JOB
Beneath this sentence is a listing. Return its lines from the one containing "What does this" through the last, exactly, and omit the pictures.

(Data records)

☆ ☆ ☆ ☆

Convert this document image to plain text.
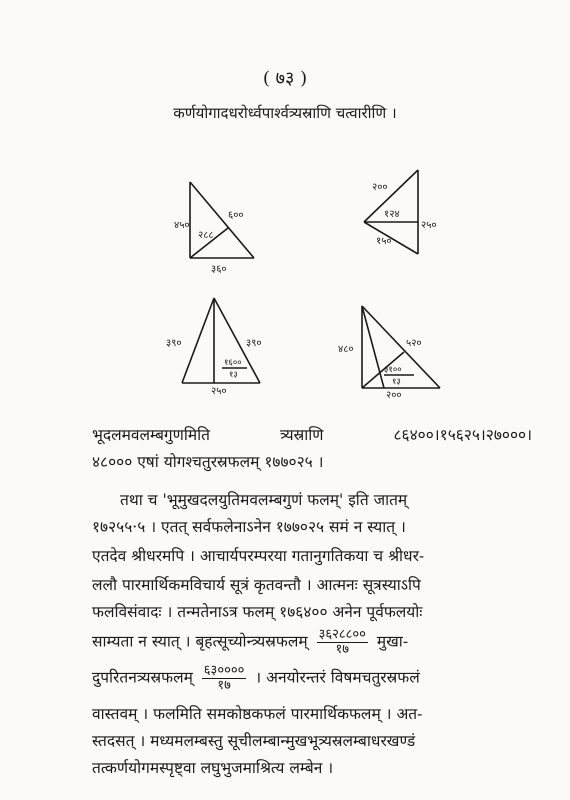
( ७३ )
कर्णयोगादधरोर्ध्वपार्श्वत्र्यस्राणि चत्वारीणि ।
४५०
६००
२८८
३६०
२००
१२४
२५०
१५०
३९०	३९०
१६००
१३
२५०
४८०
५२०
३१००
१३
२००
भूदलमवलम्बगुणमिति	त्र्यस्राणि	८६४००।१५६२५।२७०००।
४८००० एषां योगश्चतुरस्रफलम् १७७०२५ ।
तथा च 'भूमुखदलयुतिमवलम्बगुणं फलम्' इति जातम्
१७२५५·५ । एतत् सर्वफलेनाऽनेन १७७०२५ समं न स्यात् ।
एतदेव श्रीधरमपि । आचार्यपरम्परया गतानुगतिकया च श्रीधर-
ललौ पारमार्थिकमविचार्य सूत्रं कृतवन्तौ । आत्मनः सूत्रस्याऽपि
फलविसंवादः । तन्मतेनाऽत्र फलम् १७६४०० अनेन पूर्वफलयोः
साम्यता न स्यात् । बृहत्सूच्योन्त्र्यस्रफलम् $\frac{३६२८८००}{१७}$ मुखा-
दुपरितनत्र्यस्रफलम् $\frac{६३००००}{१७}$ । अनयोरन्तरं विषमचतुरस्रफलं
वास्तवम् । फलमिति समकोष्ठकफलं पारमार्थिकफलम् । अत-
स्तदसत् । मध्यमलम्बस्तु सूचीलम्बान्मुखभूत्र्यस्रलम्बाधरखण्डं
तत्कर्णयोगमस्पृष्ट्वा लघुभुजमाश्रित्य लम्बेन ।
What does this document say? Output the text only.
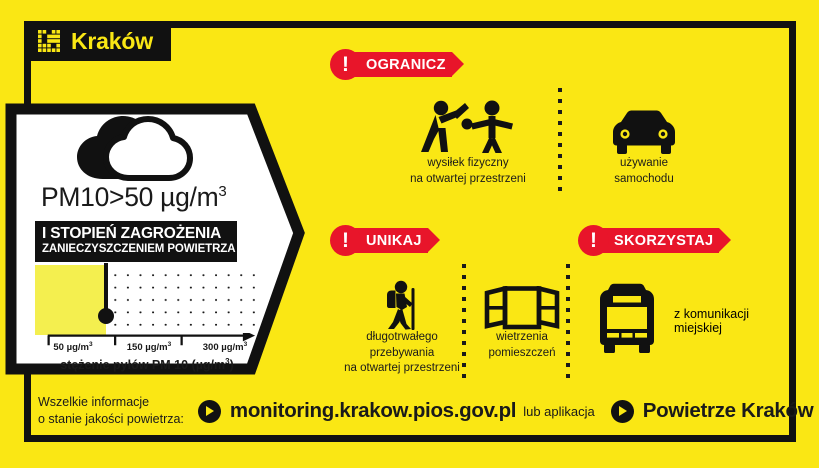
Kraków
PM10>50 $\mu g/m^3$
I STOPIEŃ ZAGROŻENIA
ZANIECZYSZCZENIEM POWIETRZA
50 $\mu g/m^3$	150 $\mu g/m^3$	300 $\mu g/m^3$
stężenie pyłów PM 10 $(\mu g/m^3)$
!	OGRANICZ
wysiłek fizyczny
na otwartej przestrzeni
używanie
samochodu
!	UNIKAJ
długotrwałego
przebywania
na otwartej przestrzeni
wietrzenia
pomieszczeń
!	SKORZYSTAJ
z komunikacji
miejskiej
Wszelkie informacje
o stanie jakości powietrza: monitoring.krakow.pios.gov.pl lub aplikacja Powietrze Kraków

☆ ☆ ☆ ☆

TASK ANSWER
What does this document say? Output the text only.
Kraków
PM10>50 $\mu g/m^3$
I STOPIEŃ ZAGROŻENIA
ZANIECZYSZCZENIEM POWIETRZA
50 $\mu g/m^3$	150 $\mu g/m^3$	300 $\mu g/m^3$
stężenie pyłów PM 10 $(\mu g/m^3)$
!	OGRANICZ
wysiłek fizyczny
na otwartej przestrzeni
używanie
samochodu
!	UNIKAJ
długotrwałego
przebywania
na otwartej przestrzeni
wietrzenia
pomieszczeń
!	SKORZYSTAJ
z komunikacji
miejskiej
Wszelkie informacje
o stanie jakości powietrza: monitoring.krakow.pios.gov.pl lub aplikacja Powietrze Kraków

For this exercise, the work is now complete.